## [Records provided]
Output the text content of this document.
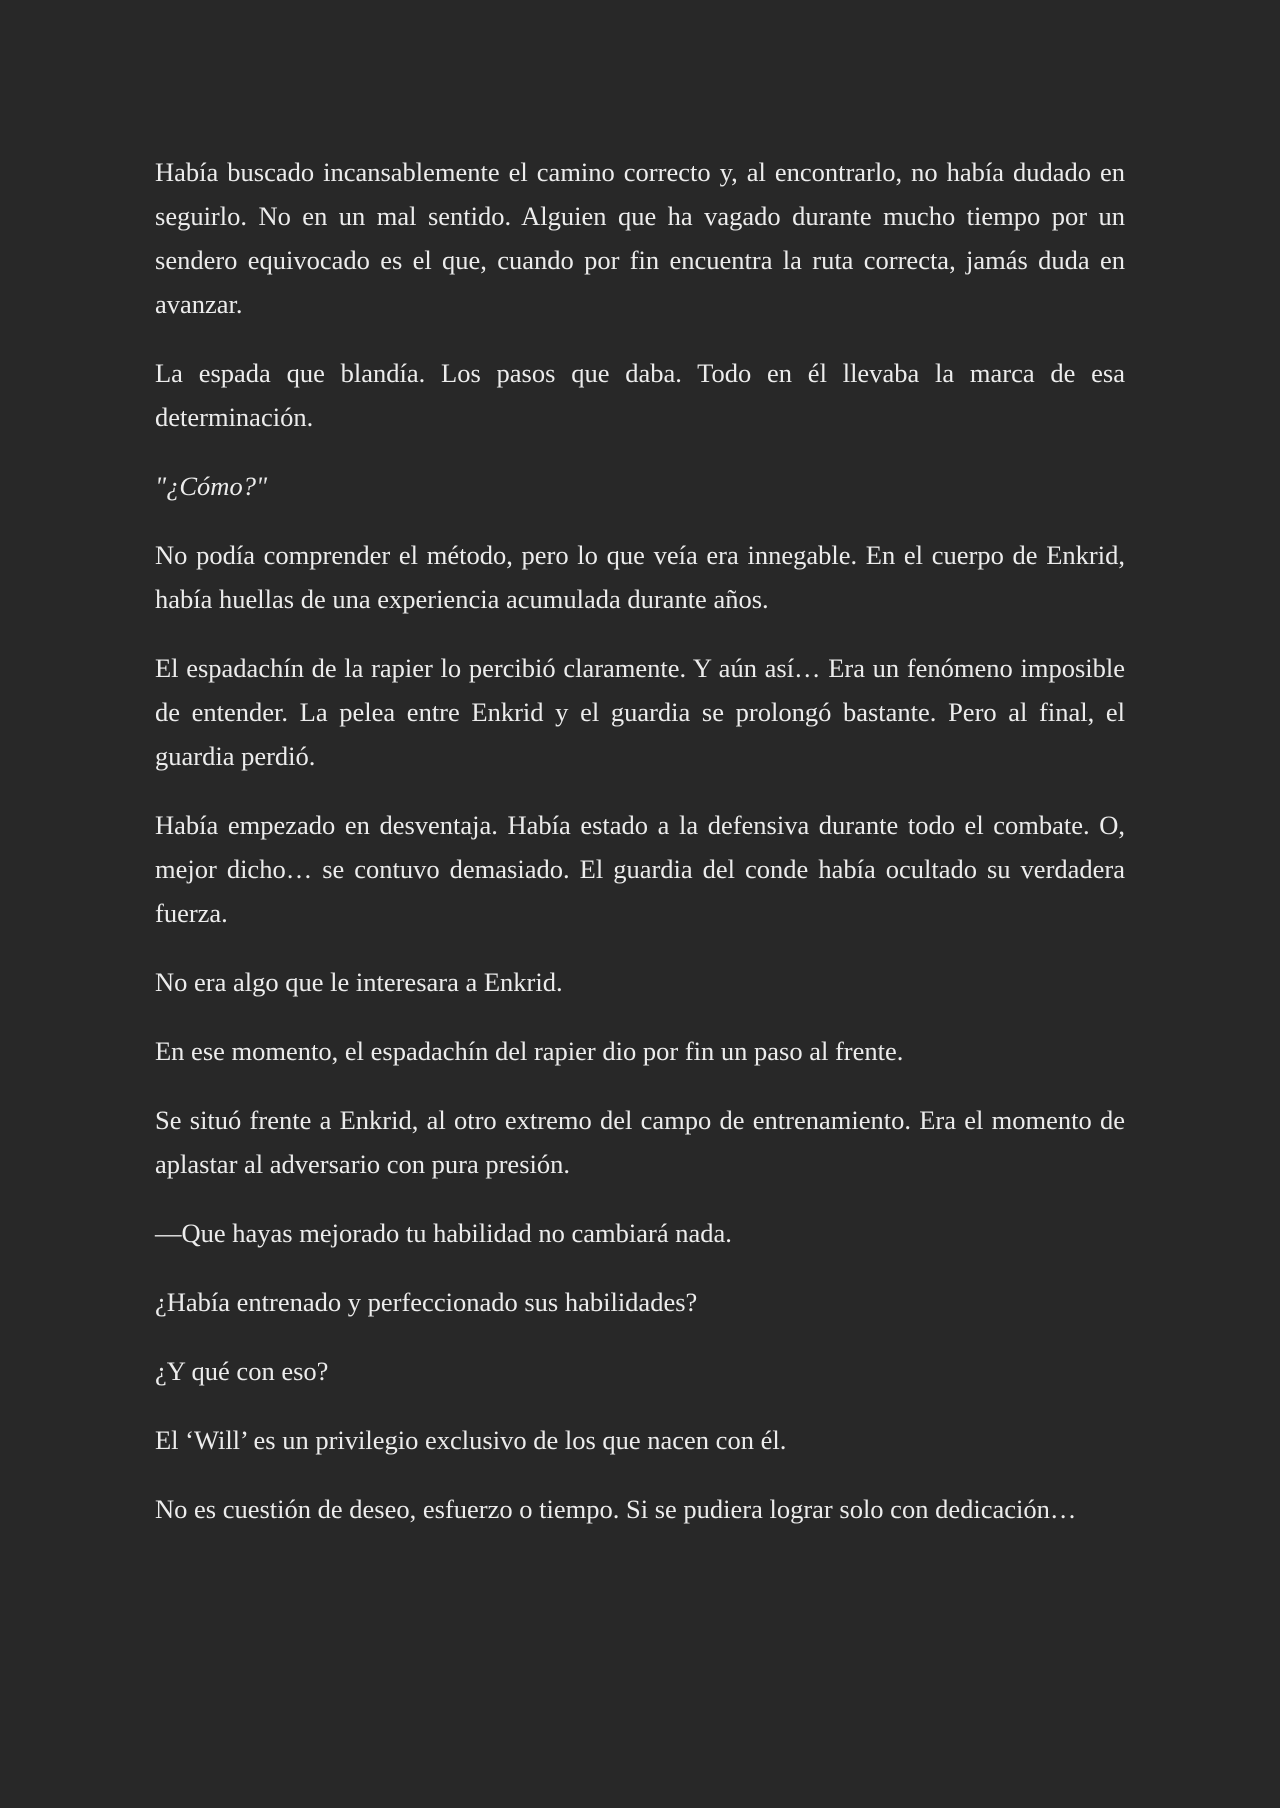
Había buscado incansablemente el camino correcto y, al encontrarlo, no había dudado en seguirlo. No en un mal sentido. Alguien que ha vagado durante mucho tiempo por un sendero equivocado es el que, cuando por fin encuentra la ruta correcta, jamás duda en avanzar.

La espada que blandía. Los pasos que daba. Todo en él llevaba la marca de esa determinación.

"¿Cómo?"

No podía comprender el método, pero lo que veía era innegable. En el cuerpo de Enkrid, había huellas de una experiencia acumulada durante años.

El espadachín de la rapier lo percibió claramente. Y aún así… Era un fenómeno imposible de entender. La pelea entre Enkrid y el guardia se prolongó bastante. Pero al final, el guardia perdió.

Había empezado en desventaja. Había estado a la defensiva durante todo el combate. O, mejor dicho… se contuvo demasiado. El guardia del conde había ocultado su verdadera fuerza.

No era algo que le interesara a Enkrid.

En ese momento, el espadachín del rapier dio por fin un paso al frente.

Se situó frente a Enkrid, al otro extremo del campo de entrenamiento. Era el momento de aplastar al adversario con pura presión.

—Que hayas mejorado tu habilidad no cambiará nada.

¿Había entrenado y perfeccionado sus habilidades?

¿Y qué con eso?

El ‘Will’ es un privilegio exclusivo de los que nacen con él.

No es cuestión de deseo, esfuerzo o tiempo. Si se pudiera lograr solo con dedicación…
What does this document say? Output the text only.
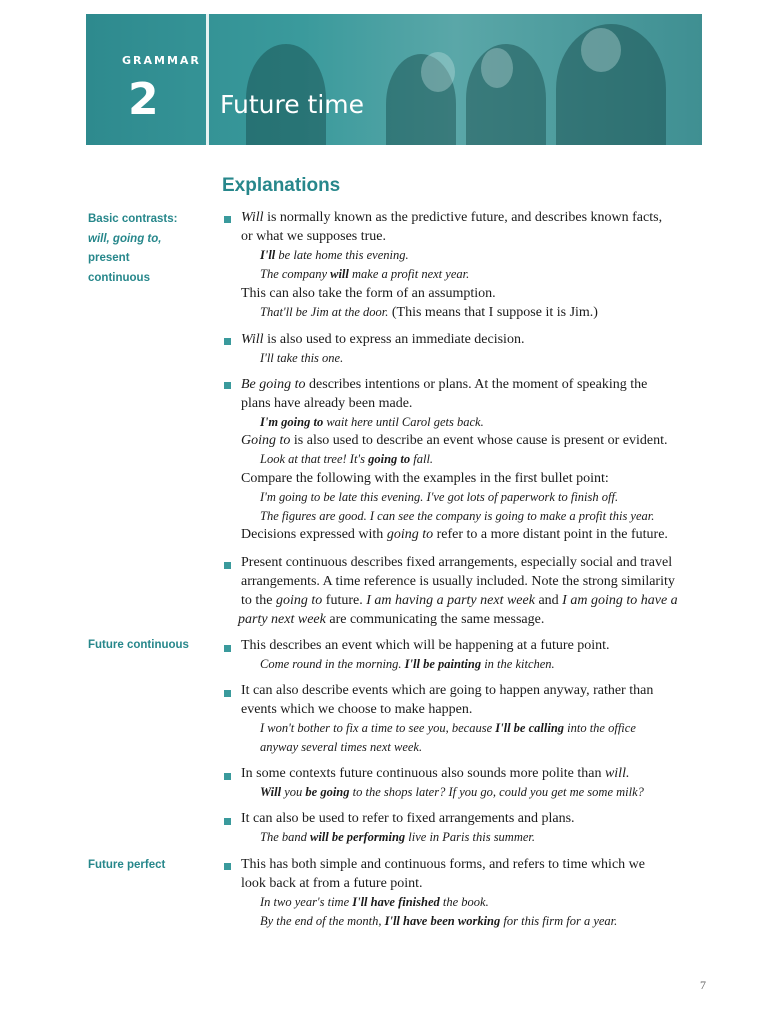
GRAMMAR
2 Future time
Explanations
Basic contrasts:
will, going to,
present
continuous
Future continuous
Future perfect
Will is normally known as the predictive future, and describes known facts,
or what we supposes true.
I'll be late home this evening.
The company will make a profit next year.
This can also take the form of an assumption.
That'll be Jim at the door. (This means that I suppose it is Jim.)
Will is also used to express an immediate decision.
I'll take this one.
Be going to describes intentions or plans. At the moment of speaking the
plans have already been made.
I'm going to wait here until Carol gets back.
Going to is also used to describe an event whose cause is present or evident.
Look at that tree! It's going to fall.
Compare the following with the examples in the first bullet point:
I'm going to be late this evening. I've got lots of paperwork to finish off.
The figures are good. I can see the company is going to make a profit this year.
Decisions expressed with going to refer to a more distant point in the future.
Present continuous describes fixed arrangements, especially social and travel
arrangements. A time reference is usually included. Note the strong similarity
to the going to future. I am having a party next week and I am going to have a
party next week are communicating the same message.
This describes an event which will be happening at a future point.
Come round in the morning. I'll be painting in the kitchen.
It can also describe events which are going to happen anyway, rather than
events which we choose to make happen.
I won't bother to fix a time to see you, because I'll be calling into the office
anyway several times next week.
In some contexts future continuous also sounds more polite than will.
Will you be going to the shops later? If you go, could you get me some milk?
It can also be used to refer to fixed arrangements and plans.
The band will be performing live in Paris this summer.
This has both simple and continuous forms, and refers to time which we
look back at from a future point.
In two year's time I'll have finished the book.
By the end of the month, I'll have been working for this firm for a year.
7
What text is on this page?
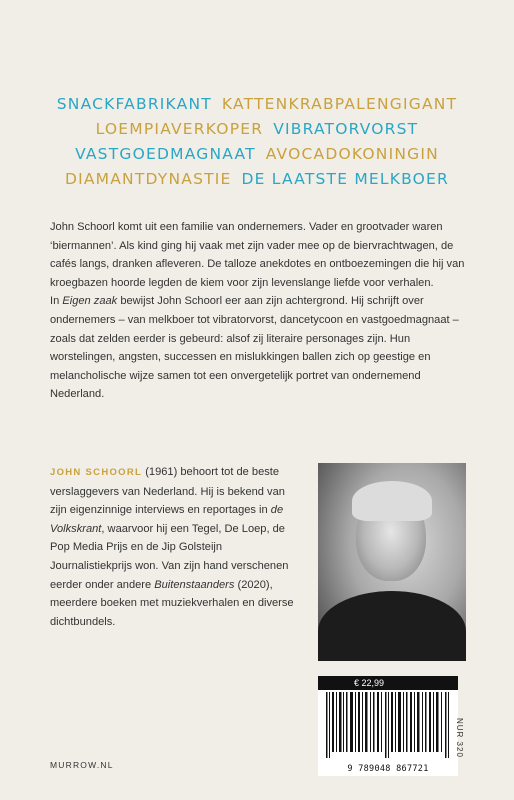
SNACKFABRIKANT KATTENKRABPALENGIGANT
LOEMPIAVERKOPER VIBRATORVORST
VASTGOEDMAGNAAT AVOCADOKONINGIN
DIAMANTDYNASTIE DE LAATSTE MELKBOER

John Schoorl komt uit een familie van ondernemers. Vader en grootvader waren ‘biermannen’. Als kind ging hij vaak met zijn vader mee op de biervrachtwagen, de cafés langs, dranken afleveren. De talloze anekdotes en ontboezemingen die hij van kroegbazen hoorde legden de kiem voor zijn levenslange liefde voor verhalen.

In Eigen zaak bewijst John Schoorl eer aan zijn achtergrond. Hij schrijft over ondernemers – van melkboer tot vibratorvorst, dancetycoon en vastgoedmagnaat – zoals dat zelden eerder is gebeurd: alsof zij literaire personages zijn. Hun worstelingen, angsten, successen en mislukkingen ballen zich op geestige en melancholische wijze samen tot een onvergetelijk portret van ondernemend Nederland.

JOHN SCHOORL (1961) behoort tot de beste verslaggevers van Nederland. Hij is bekend van zijn eigenzinnige interviews en reportages in de Volkskrant, waarvoor hij een Tegel, De Loep, de Pop Media Prijs en de Jip Golsteijn Journalistiekprijs won. Van zijn hand verschenen eerder onder andere Buitenstaanders (2020), meerdere boeken met muziekverhalen en diverse dichtbundels.

€ 22,99
9 789048 867721
NUR 320
MURROW.NL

## [Problem to work on]
Pull out every line above that holds the word "plans".

## [Expected output]
Be going to describes intentions or plans. At the moment of speaking the
plans have already been made.
It can also be used to refer to fixed arrangements and plans.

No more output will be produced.